**GIVEN INSTRUCTION:** Copy out each line that mentions the word "tout".

**MATERIAL:**

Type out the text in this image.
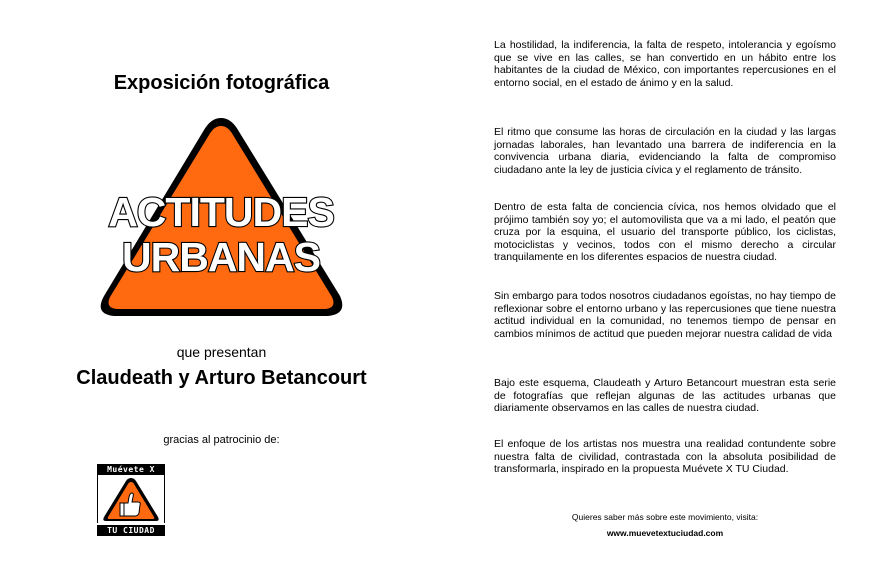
Exposición fotográfica
ACTITUDES
URBANAS
que presentan
Claudeath y Arturo Betancourt
gracias al patrocinio de:
Muévete X
TU CIUDAD

La hostilidad, la indiferencia, la falta de respeto, intolerancia y egoísmo que se vive en las calles, se han convertido en un hábito entre los habitantes de la ciudad de México, con importantes repercusiones en el entorno social, en el estado de ánimo y en la salud.

El ritmo que consume las horas de circulación en la ciudad y las largas jornadas laborales, han levantado una barrera de indiferencia en la convivencia urbana diaria, evidenciando la falta de compromiso ciudadano ante la ley de justicia cívica y el reglamento de tránsito.

Dentro de esta falta de conciencia cívica, nos hemos olvidado que el prójimo también soy yo; el automovilista que va a mi lado, el peatón que cruza por la esquina, el usuario del transporte público, los ciclistas, motociclistas y vecinos, todos con el mismo derecho a circular tranquilamente en los diferentes espacios de nuestra ciudad.

Sin embargo para todos nosotros ciudadanos egoístas, no hay tiempo de reflexionar sobre el entorno urbano y las repercusiones que tiene nuestra actitud individual en la comunidad, no tenemos tiempo de pensar en cambios mínimos de actitud que pueden mejorar nuestra calidad de vida

Bajo este esquema, Claudeath y Arturo Betancourt muestran esta serie de fotografías que reflejan algunas de las actitudes urbanas que diariamente observamos en las calles de nuestra ciudad.

El enfoque de los artistas nos muestra una realidad contundente sobre nuestra falta de civilidad, contrastada con la absoluta posibilidad de transformarla, inspirado en la propuesta Muévete X TU Ciudad.

Quieres saber más sobre este movimiento, visita:
www.muevetextuciudad.com
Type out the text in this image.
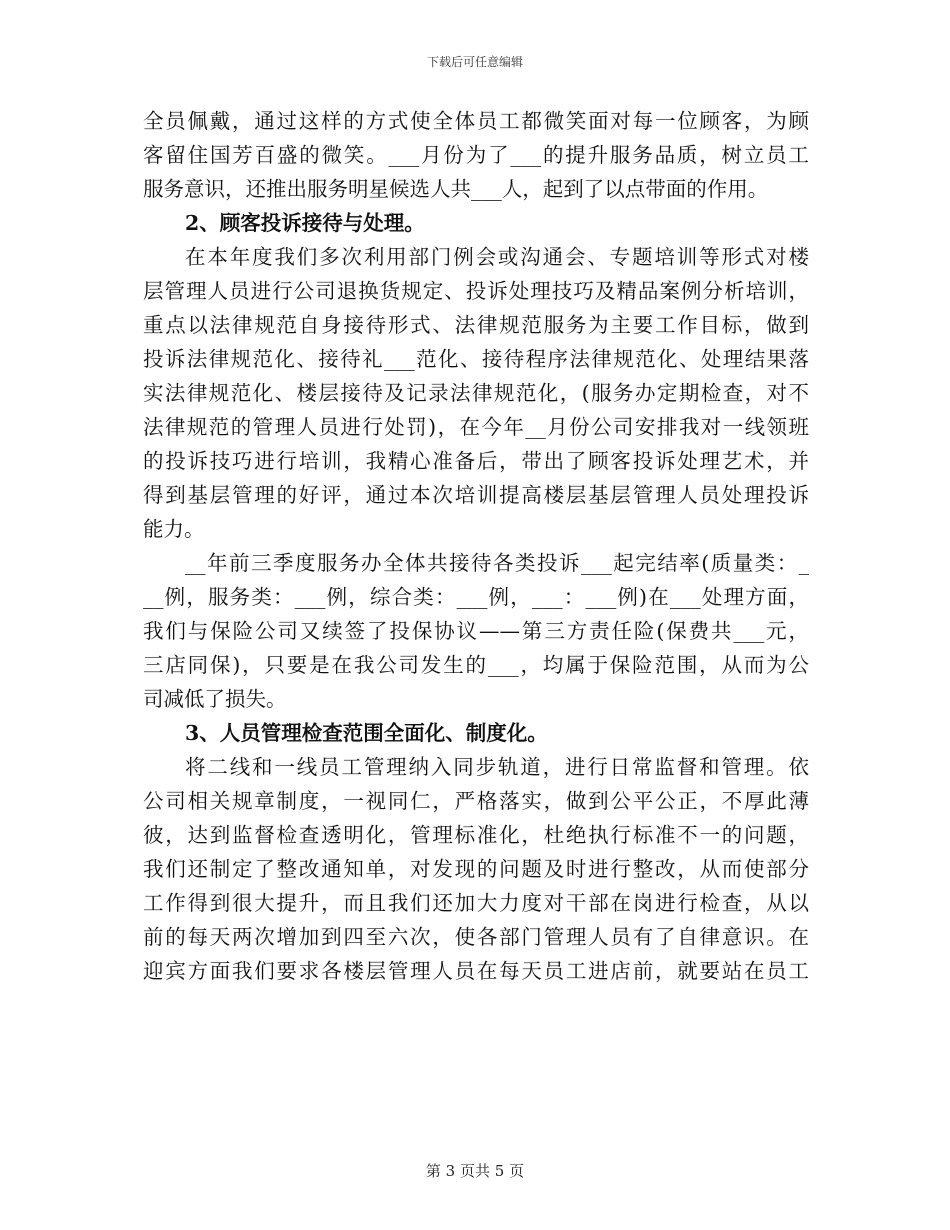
下载后可任意编辑
全员佩戴，通过这样的方式使全体员工都微笑面对每一位顾客，为顾
客留住国芳百盛的微笑。___月份为了___的提升服务品质，树立员工
服务意识，还推出服务明星候选人共___人，起到了以点带面的作用。
2、顾客投诉接待与处理。
在本年度我们多次利用部门例会或沟通会、专题培训等形式对楼
层管理人员进行公司退换货规定、投诉处理技巧及精品案例分析培训，
重点以法律规范自身接待形式、法律规范服务为主要工作目标，做到
投诉法律规范化、接待礼___范化、接待程序法律规范化、处理结果落
实法律规范化、楼层接待及记录法律规范化，(服务办定期检查，对不
法律规范的管理人员进行处罚)，在今年__月份公司安排我对一线领班
的投诉技巧进行培训，我精心准备后，带出了顾客投诉处理艺术，并
得到基层管理的好评，通过本次培训提高楼层基层管理人员处理投诉
能力。
__年前三季度服务办全体共接待各类投诉___起完结率(质量类：_
__例，服务类：___例，综合类：___例，___：___例)在___处理方面，
我们与保险公司又续签了投保协议——第三方责任险(保费共___元，
三店同保)，只要是在我公司发生的___，均属于保险范围，从而为公
司减低了损失。
3、人员管理检查范围全面化、制度化。
将二线和一线员工管理纳入同步轨道，进行日常监督和管理。依
公司相关规章制度，一视同仁，严格落实，做到公平公正，不厚此薄
彼，达到监督检查透明化，管理标准化，杜绝执行标准不一的问题，
我们还制定了整改通知单，对发现的问题及时进行整改，从而使部分
工作得到很大提升，而且我们还加大力度对干部在岗进行检查，从以
前的每天两次增加到四至六次，使各部门管理人员有了自律意识。在
迎宾方面我们要求各楼层管理人员在每天员工进店前，就要站在员工
第 3 页共 5 页
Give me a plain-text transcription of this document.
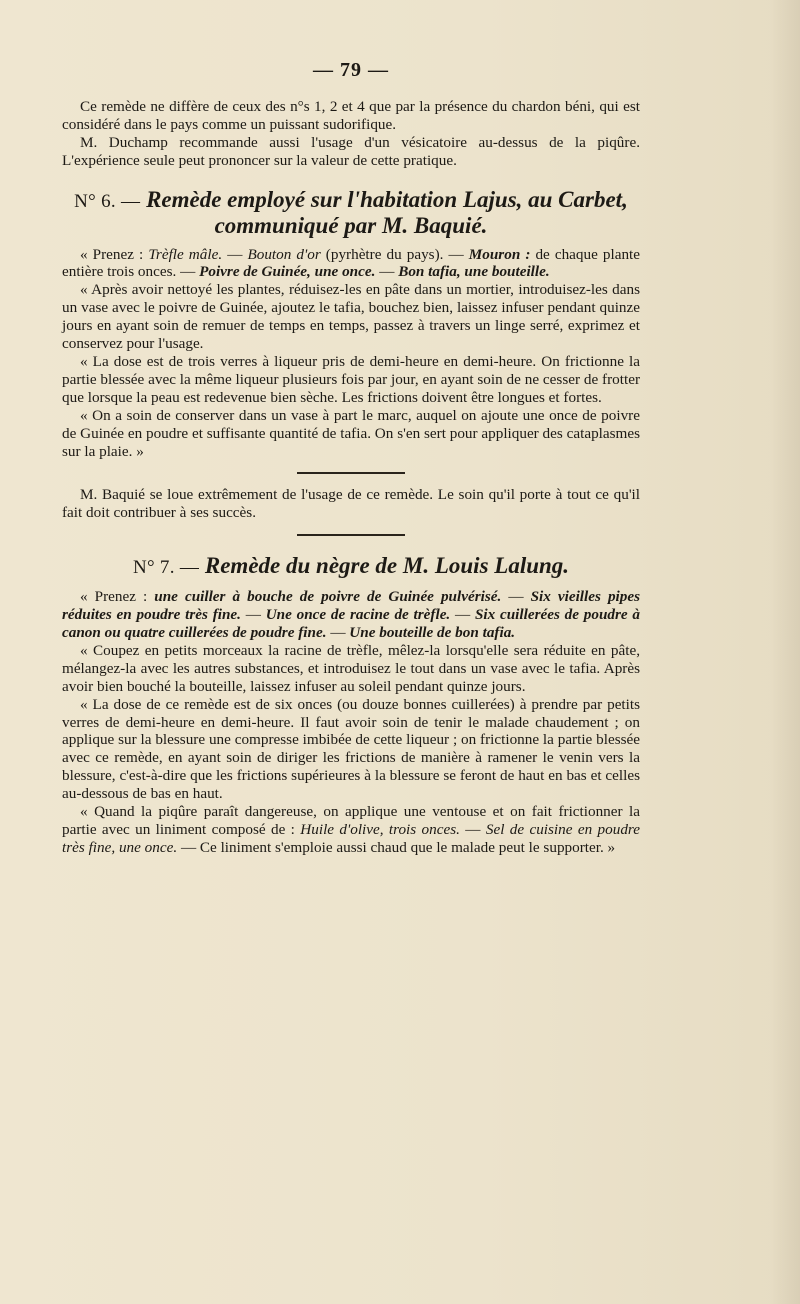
— 79 —

Ce remède ne diffère de ceux des n°s 1, 2 et 4 que par la présence du chardon béni, qui est considéré dans le pays comme un puissant sudorifique.

M. Duchamp recommande aussi l'usage d'un vésicatoire au-dessus de la piqûre. L'expérience seule peut prononcer sur la valeur de cette pratique.

N° 6. — Remède employé sur l'habitation Lajus, au Carbet,
communiqué par M. Baquié.

« Prenez : Trèfle mâle. — Bouton d'or (pyrhètre du pays). — Mouron : de chaque plante entière trois onces. — Poivre de Guinée, une once. — Bon tafia, une bouteille.

« Après avoir nettoyé les plantes, réduisez-les en pâte dans un mortier, introduisez-les dans un vase avec le poivre de Guinée, ajoutez le tafia, bouchez bien, laissez infuser pendant quinze jours en ayant soin de remuer de temps en temps, passez à travers un linge serré, exprimez et conservez pour l'usage.

« La dose est de trois verres à liqueur pris de demi-heure en demi-heure. On frictionne la partie blessée avec la même liqueur plusieurs fois par jour, en ayant soin de ne cesser de frotter que lorsque la peau est redevenue bien sèche. Les frictions doivent être longues et fortes.

« On a soin de conserver dans un vase à part le marc, auquel on ajoute une once de poivre de Guinée en poudre et suffisante quantité de tafia. On s'en sert pour appliquer des cataplasmes sur la plaie. »

M. Baquié se loue extrêmement de l'usage de ce remède. Le soin qu'il porte à tout ce qu'il fait doit contribuer à ses succès.

N° 7. — Remède du nègre de M. Louis Lalung.

« Prenez : une cuiller à bouche de poivre de Guinée pulvérisé. — Six vieilles pipes réduites en poudre très fine. — Une once de racine de trèfle. — Six cuillerées de poudre à canon ou quatre cuillerées de poudre fine. — Une bouteille de bon tafia.

« Coupez en petits morceaux la racine de trèfle, mêlez-la lorsqu'elle sera réduite en pâte, mélangez-la avec les autres substances, et introduisez le tout dans un vase avec le tafia. Après avoir bien bouché la bouteille, laissez infuser au soleil pendant quinze jours.

« La dose de ce remède est de six onces (ou douze bonnes cuillerées) à prendre par petits verres de demi-heure en demi-heure. Il faut avoir soin de tenir le malade chaudement ; on applique sur la blessure une compresse imbibée de cette liqueur ; on frictionne la partie blessée avec ce remède, en ayant soin de diriger les frictions de manière à ramener le venin vers la blessure, c'est-à-dire que les frictions supérieures à la blessure se feront de haut en bas et celles au-dessous de bas en haut.

« Quand la piqûre paraît dangereuse, on applique une ventouse et on fait frictionner la partie avec un liniment composé de : Huile d'olive, trois onces. — Sel de cuisine en poudre très fine, une once. — Ce liniment s'emploie aussi chaud que le malade peut le supporter. »
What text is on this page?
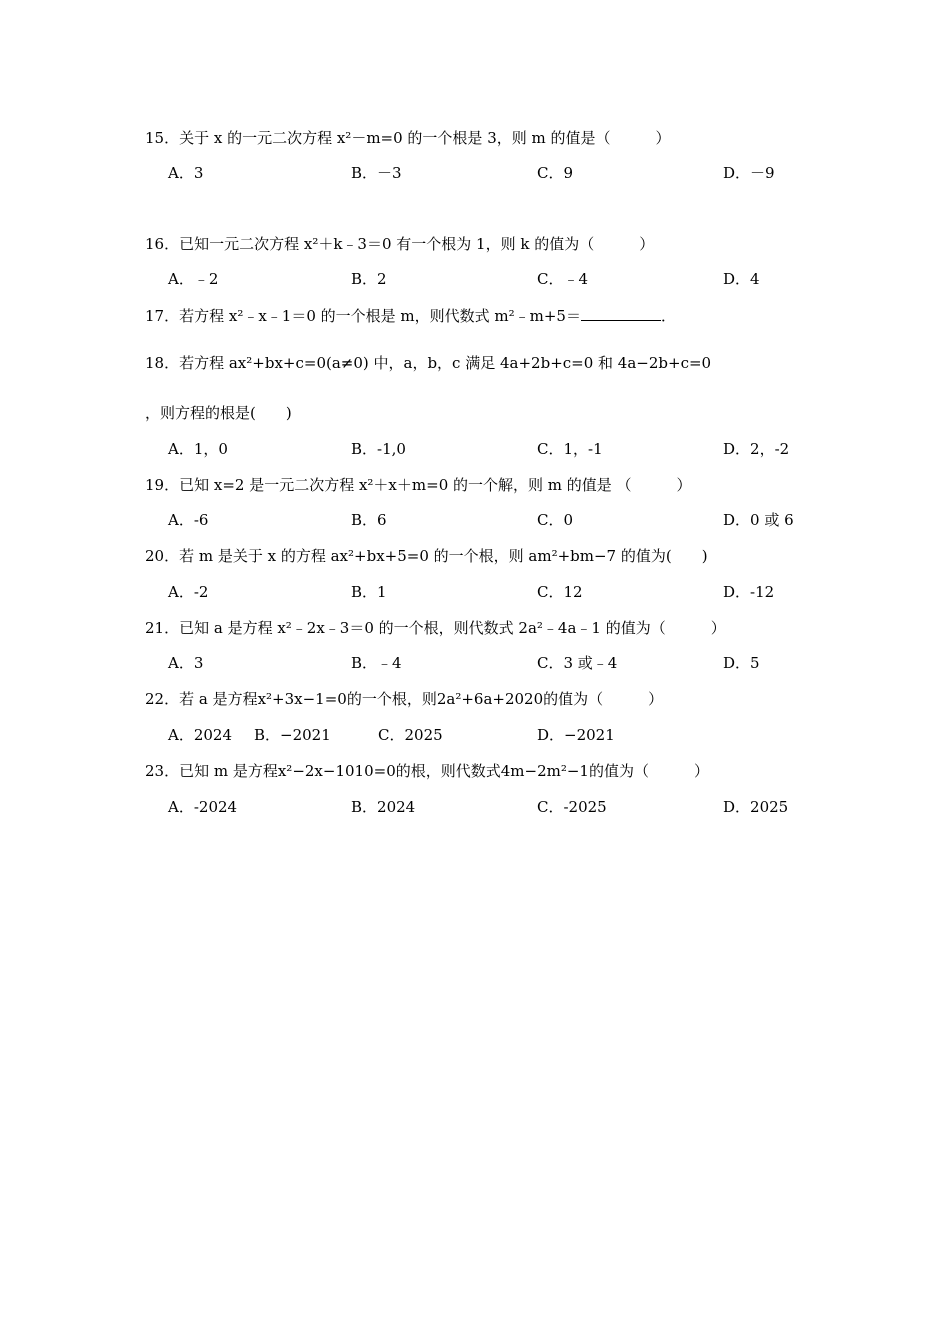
15．关于 x 的一元二次方程 x²－m=0 的一个根是 3，则 m 的值是（　　　）
A．3	B．－3	C．9	D．－9
16．已知一元二次方程 x²＋k﹣3＝0 有一个根为 1，则 k 的值为（　　　）
A．﹣2	B．2	C．﹣4	D．4
17．若方程 x²﹣x﹣1＝0 的一个根是 m，则代数式 m²﹣m+5＝	．
18．若方程 ax²+bx+c=0(a≠0) 中，a，b，c 满足 4a+2b+c=0 和 4a−2b+c=0
，则方程的根是(　　)
A．1，0	B．-1,0	C．1，-1	D．2，-2
19．已知 x=2 是一元二次方程 x²＋x＋m=0 的一个解，则 m 的值是 （　　　）
A．-6	B．6	C．0	D．0 或 6
20．若 m 是关于 x 的方程 ax²+bx+5=0 的一个根，则 am²+bm−7 的值为(　　)
A．-2	B．1	C．12	D．-12
21．已知 a 是方程 x²﹣2x﹣3＝0 的一个根，则代数式 2a²﹣4a﹣1 的值为（　　　）
A．3	B．﹣4	C．3 或﹣4	D．5
22．若 a 是方程x²+3x−1=0的一个根，则2a²+6a+2020的值为（　　　）
A．2024 B．−2021	C．2025	D．−2021
23．已知 m 是方程x²−2x−1010=0的根，则代数式4m−2m²−1的值为（　　　）
A．-2024	B．2024	C．-2025	D．2025
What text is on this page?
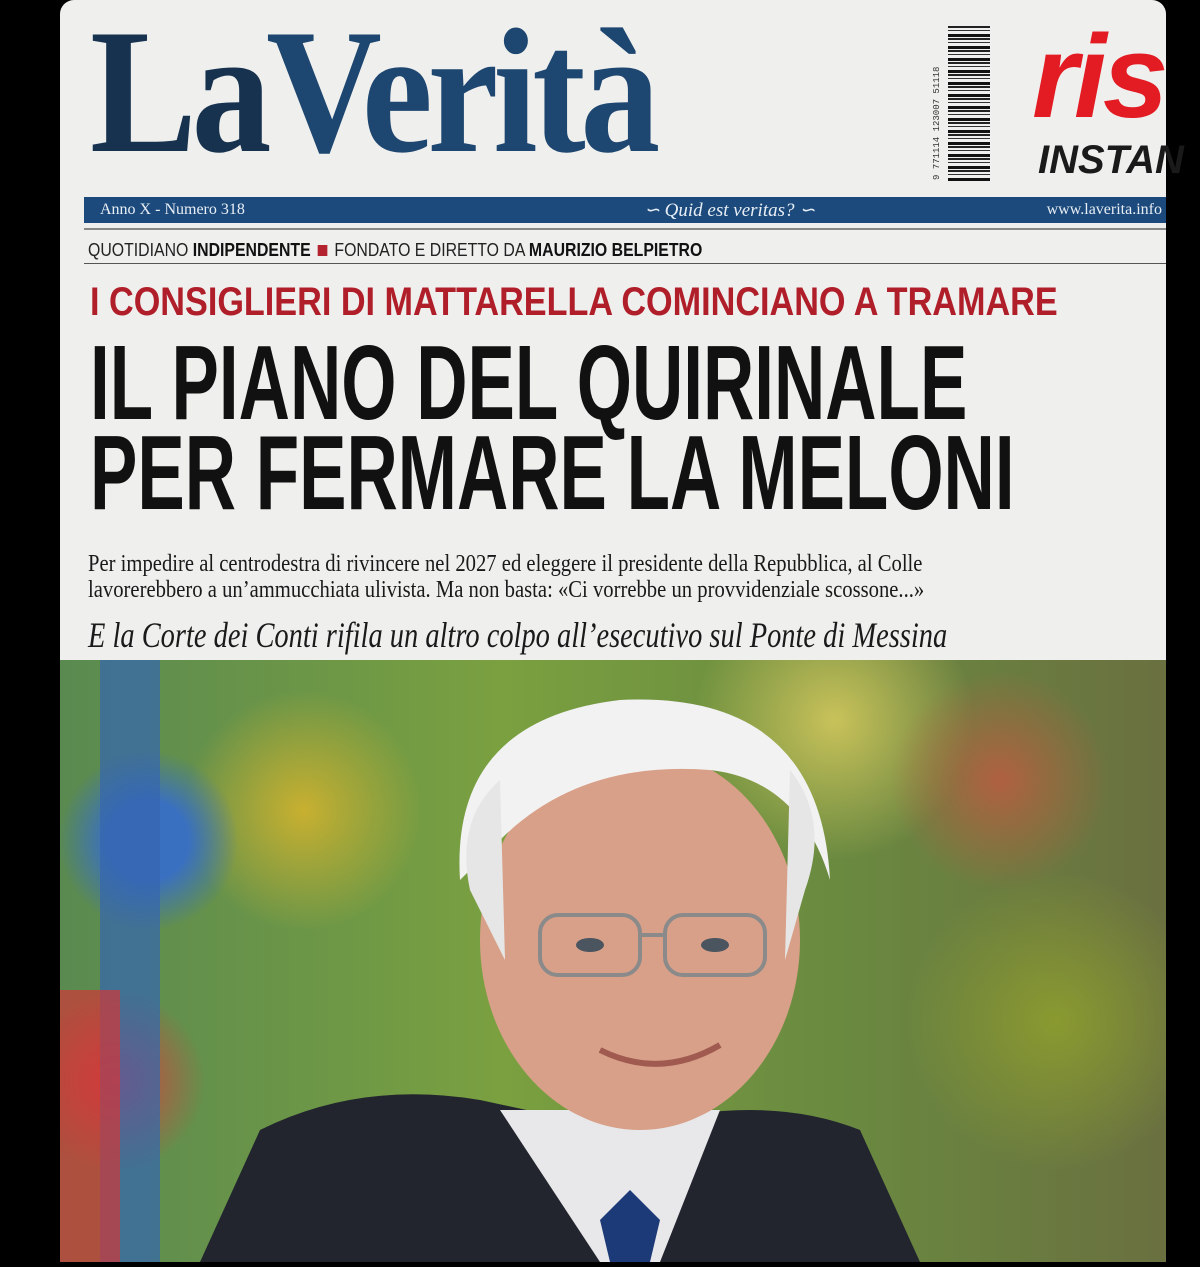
LaVerità	9 771114 123007 51118 ris
INSTAN
Anno X - Numero 318	∽ Quid est veritas? ∽	www.laverita.info
QUOTIDIANO INDIPENDENTE FONDATO E DIRETTO DA MAURIZIO BELPIETRO
I CONSIGLIERI DI MATTARELLA COMINCIANO A TRAMARE
IL PIANO DEL QUIRINALE
PER FERMARE LA MELONI
Per impedire al centrodestra di rivincere nel 2027 ed eleggere il presidente della Repubblica, al Colle
lavorerebbero a un’ammucchiata ulivista. Ma non basta: «Ci vorrebbe un provvidenziale scossone...»
E la Corte dei Conti rifila un altro colpo all’esecutivo sul Ponte di Messina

**WRITTEN ANSWER:**
M. Baquié se loue extrêmement de l'usage de ce remède. Le soin qu'il porte à tout ce qu'il fait doit contribuer à ses succès.
« Coupez en petits morceaux la racine de trèfle, mêlez-la lorsqu'elle sera réduite en pâte, mélangez-la avec les autres substances, et introduisez le tout dans un vase avec le tafia. Après avoir bien bouché la bouteille, laissez infuser au soleil pendant quinze jours.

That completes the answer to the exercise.